Filter the entries and keep only the lines where the string "Logemann" appears.

/---

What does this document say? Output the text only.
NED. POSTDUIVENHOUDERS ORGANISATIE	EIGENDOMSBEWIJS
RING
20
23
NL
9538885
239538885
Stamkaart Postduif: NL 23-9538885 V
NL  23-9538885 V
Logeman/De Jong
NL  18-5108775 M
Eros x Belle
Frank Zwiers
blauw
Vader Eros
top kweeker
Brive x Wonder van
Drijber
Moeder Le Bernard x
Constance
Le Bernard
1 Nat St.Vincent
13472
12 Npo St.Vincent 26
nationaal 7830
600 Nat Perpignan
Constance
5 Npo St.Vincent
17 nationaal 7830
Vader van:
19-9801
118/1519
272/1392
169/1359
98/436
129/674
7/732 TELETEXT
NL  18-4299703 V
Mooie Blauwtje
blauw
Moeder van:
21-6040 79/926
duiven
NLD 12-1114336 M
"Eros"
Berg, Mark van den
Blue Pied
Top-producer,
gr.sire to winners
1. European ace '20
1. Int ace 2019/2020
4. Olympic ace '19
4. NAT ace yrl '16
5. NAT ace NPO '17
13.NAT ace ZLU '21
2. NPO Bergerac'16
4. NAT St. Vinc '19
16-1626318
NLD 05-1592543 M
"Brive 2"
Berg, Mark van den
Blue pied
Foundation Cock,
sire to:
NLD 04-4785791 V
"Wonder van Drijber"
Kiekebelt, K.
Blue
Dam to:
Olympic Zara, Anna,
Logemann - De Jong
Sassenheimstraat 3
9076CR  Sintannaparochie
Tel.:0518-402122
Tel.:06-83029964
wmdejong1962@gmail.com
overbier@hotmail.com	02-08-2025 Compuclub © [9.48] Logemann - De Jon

\---
/---

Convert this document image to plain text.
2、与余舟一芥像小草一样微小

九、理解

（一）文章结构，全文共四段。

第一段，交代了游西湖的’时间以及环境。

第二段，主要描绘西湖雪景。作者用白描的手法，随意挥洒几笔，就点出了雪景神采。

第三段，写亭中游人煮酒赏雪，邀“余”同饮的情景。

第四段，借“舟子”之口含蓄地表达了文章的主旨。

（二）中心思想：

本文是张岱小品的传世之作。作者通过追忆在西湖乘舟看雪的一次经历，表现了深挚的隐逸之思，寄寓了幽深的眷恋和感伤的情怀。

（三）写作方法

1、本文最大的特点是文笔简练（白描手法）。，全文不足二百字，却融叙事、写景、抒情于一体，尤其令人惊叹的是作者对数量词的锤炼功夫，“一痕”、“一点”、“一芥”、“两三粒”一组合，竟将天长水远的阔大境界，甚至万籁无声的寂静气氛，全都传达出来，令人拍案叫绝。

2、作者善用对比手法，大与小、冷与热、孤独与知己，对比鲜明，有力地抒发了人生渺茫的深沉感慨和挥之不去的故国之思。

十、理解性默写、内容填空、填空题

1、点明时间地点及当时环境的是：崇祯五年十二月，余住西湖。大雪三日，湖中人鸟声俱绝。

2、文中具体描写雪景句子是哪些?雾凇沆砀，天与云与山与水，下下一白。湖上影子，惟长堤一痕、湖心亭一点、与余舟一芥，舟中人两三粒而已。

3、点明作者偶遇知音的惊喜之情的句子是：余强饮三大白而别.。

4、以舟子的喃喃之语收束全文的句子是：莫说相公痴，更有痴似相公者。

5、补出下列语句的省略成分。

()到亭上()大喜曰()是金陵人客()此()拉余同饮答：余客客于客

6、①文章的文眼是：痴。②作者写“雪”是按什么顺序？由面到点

\---

▶ Exercise answer:
Logemann - De Jong
overbier@hotmail.com	02-08-2025 Compuclub © [9.48] Logemann - De Jon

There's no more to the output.